> _WHAT NEEDS TO BE DONE_
Reproduce every line of the data below verbatim, with no alterations.

> _AVAILABLE RECORDS_
════════════════════

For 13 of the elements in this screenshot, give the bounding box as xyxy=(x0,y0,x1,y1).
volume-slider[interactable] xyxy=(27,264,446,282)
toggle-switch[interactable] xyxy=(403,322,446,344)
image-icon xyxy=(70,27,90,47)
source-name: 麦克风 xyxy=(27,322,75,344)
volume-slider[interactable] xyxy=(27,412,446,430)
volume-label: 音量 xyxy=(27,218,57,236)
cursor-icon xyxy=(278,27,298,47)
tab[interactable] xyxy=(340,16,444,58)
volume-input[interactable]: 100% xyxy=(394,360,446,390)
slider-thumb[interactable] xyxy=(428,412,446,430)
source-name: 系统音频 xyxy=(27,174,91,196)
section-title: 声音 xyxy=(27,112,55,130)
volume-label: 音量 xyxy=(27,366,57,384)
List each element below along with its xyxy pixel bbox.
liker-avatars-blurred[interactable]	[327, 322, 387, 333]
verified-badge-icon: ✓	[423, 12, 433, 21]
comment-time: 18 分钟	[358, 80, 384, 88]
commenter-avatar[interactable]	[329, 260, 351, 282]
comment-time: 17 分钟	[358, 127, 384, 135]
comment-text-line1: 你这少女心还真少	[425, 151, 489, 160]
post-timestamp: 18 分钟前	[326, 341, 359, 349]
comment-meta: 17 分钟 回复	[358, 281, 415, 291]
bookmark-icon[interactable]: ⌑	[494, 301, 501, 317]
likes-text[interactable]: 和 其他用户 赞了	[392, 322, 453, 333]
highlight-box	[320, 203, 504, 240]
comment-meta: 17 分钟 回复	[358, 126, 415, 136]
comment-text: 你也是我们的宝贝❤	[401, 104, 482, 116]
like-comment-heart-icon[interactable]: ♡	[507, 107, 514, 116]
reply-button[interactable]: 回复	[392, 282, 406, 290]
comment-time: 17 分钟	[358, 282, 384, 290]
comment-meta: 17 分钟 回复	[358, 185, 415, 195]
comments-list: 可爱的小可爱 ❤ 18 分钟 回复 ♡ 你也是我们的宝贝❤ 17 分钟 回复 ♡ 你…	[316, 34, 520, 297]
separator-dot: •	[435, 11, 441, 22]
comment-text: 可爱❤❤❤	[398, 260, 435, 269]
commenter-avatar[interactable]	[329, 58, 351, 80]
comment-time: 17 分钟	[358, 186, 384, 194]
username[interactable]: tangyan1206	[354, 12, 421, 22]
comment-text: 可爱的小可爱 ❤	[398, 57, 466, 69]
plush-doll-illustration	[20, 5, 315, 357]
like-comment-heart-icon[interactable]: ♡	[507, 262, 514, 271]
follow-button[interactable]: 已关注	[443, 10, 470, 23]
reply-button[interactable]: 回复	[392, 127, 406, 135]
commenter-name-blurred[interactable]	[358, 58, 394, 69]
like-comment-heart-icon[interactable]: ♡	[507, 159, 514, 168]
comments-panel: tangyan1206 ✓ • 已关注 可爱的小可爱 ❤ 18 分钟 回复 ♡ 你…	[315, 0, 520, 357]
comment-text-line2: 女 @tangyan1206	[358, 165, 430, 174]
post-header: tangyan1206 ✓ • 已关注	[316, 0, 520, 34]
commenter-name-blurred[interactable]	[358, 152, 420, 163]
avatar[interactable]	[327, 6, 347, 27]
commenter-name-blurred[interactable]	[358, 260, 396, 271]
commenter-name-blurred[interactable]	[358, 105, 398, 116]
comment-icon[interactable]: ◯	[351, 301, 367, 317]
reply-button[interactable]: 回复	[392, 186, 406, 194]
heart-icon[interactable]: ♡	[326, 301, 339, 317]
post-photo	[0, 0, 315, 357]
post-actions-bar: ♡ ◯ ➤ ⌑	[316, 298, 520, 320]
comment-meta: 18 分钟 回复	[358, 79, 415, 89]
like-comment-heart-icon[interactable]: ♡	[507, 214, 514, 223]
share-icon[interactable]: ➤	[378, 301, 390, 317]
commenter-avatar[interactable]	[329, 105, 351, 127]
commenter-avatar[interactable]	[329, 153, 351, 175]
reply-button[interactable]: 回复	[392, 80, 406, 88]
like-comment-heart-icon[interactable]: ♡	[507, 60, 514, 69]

════════════════════

> _CORRECT ANSWER_
For 13 of the elements in this screenshot, give the bounding box as xyxy=(x0,y0,x1,y1).
volume-slider[interactable] xyxy=(27,264,446,282)
toggle-switch[interactable] xyxy=(403,322,446,344)
image-icon xyxy=(70,27,90,47)
source-name: 麦克风 xyxy=(27,322,75,344)
volume-slider[interactable] xyxy=(27,412,446,430)
volume-label: 音量 xyxy=(27,218,57,236)
cursor-icon xyxy=(278,27,298,47)
tab[interactable] xyxy=(340,16,444,58)
volume-input[interactable]: 100% xyxy=(394,360,446,390)
slider-thumb[interactable] xyxy=(428,412,446,430)
source-name: 系统音频 xyxy=(27,174,91,196)
section-title: 声音 xyxy=(27,112,55,130)
volume-label: 音量 xyxy=(27,366,57,384)
List each element below along with its xyxy pixel bbox.
liker-avatars-blurred[interactable]	[327, 322, 387, 333]
verified-badge-icon: ✓	[423, 12, 433, 21]
comment-time: 18 分钟	[358, 80, 384, 88]
commenter-avatar[interactable]	[329, 260, 351, 282]
comment-time: 17 分钟	[358, 127, 384, 135]
comment-text-line1: 你这少女心还真少	[425, 151, 489, 160]
post-timestamp: 18 分钟前	[326, 341, 359, 349]
comment-meta: 17 分钟 回复	[358, 281, 415, 291]
bookmark-icon[interactable]: ⌑	[494, 301, 501, 317]
likes-text[interactable]: 和 其他用户 赞了	[392, 322, 453, 333]
highlight-box	[320, 203, 504, 240]
comment-meta: 17 分钟 回复	[358, 126, 415, 136]
comment-text: 你也是我们的宝贝❤	[401, 104, 482, 116]
like-comment-heart-icon[interactable]: ♡	[507, 107, 514, 116]
reply-button[interactable]: 回复	[392, 282, 406, 290]
comment-time: 17 分钟	[358, 282, 384, 290]
comment-meta: 17 分钟 回复	[358, 185, 415, 195]
comments-list: 可爱的小可爱 ❤ 18 分钟 回复 ♡ 你也是我们的宝贝❤ 17 分钟 回复 ♡ 你…	[316, 34, 520, 297]
separator-dot: •	[435, 11, 441, 22]
comment-text: 可爱❤❤❤	[398, 260, 435, 269]
commenter-avatar[interactable]	[329, 58, 351, 80]
comment-time: 17 分钟	[358, 186, 384, 194]
username[interactable]: tangyan1206	[354, 12, 421, 22]
comment-text: 可爱的小可爱 ❤	[398, 57, 466, 69]
plush-doll-illustration	[20, 5, 315, 357]
like-comment-heart-icon[interactable]: ♡	[507, 262, 514, 271]
follow-button[interactable]: 已关注	[443, 10, 470, 23]
reply-button[interactable]: 回复	[392, 127, 406, 135]
commenter-name-blurred[interactable]	[358, 58, 394, 69]
like-comment-heart-icon[interactable]: ♡	[507, 159, 514, 168]
comments-panel: tangyan1206 ✓ • 已关注 可爱的小可爱 ❤ 18 分钟 回复 ♡ 你…	[315, 0, 520, 357]
comment-text-line2: 女 @tangyan1206	[358, 165, 430, 174]
post-header: tangyan1206 ✓ • 已关注	[316, 0, 520, 34]
commenter-name-blurred[interactable]	[358, 152, 420, 163]
avatar[interactable]	[327, 6, 347, 27]
commenter-name-blurred[interactable]	[358, 260, 396, 271]
commenter-name-blurred[interactable]	[358, 105, 398, 116]
comment-icon[interactable]: ◯	[351, 301, 367, 317]
reply-button[interactable]: 回复	[392, 186, 406, 194]
heart-icon[interactable]: ♡	[326, 301, 339, 317]
post-photo	[0, 0, 315, 357]
post-actions-bar: ♡ ◯ ➤ ⌑	[316, 298, 520, 320]
comment-meta: 18 分钟 回复	[358, 79, 415, 89]
like-comment-heart-icon[interactable]: ♡	[507, 214, 514, 223]
share-icon[interactable]: ➤	[378, 301, 390, 317]
commenter-avatar[interactable]	[329, 105, 351, 127]
commenter-avatar[interactable]	[329, 153, 351, 175]
reply-button[interactable]: 回复	[392, 80, 406, 88]
like-comment-heart-icon[interactable]: ♡	[507, 60, 514, 69]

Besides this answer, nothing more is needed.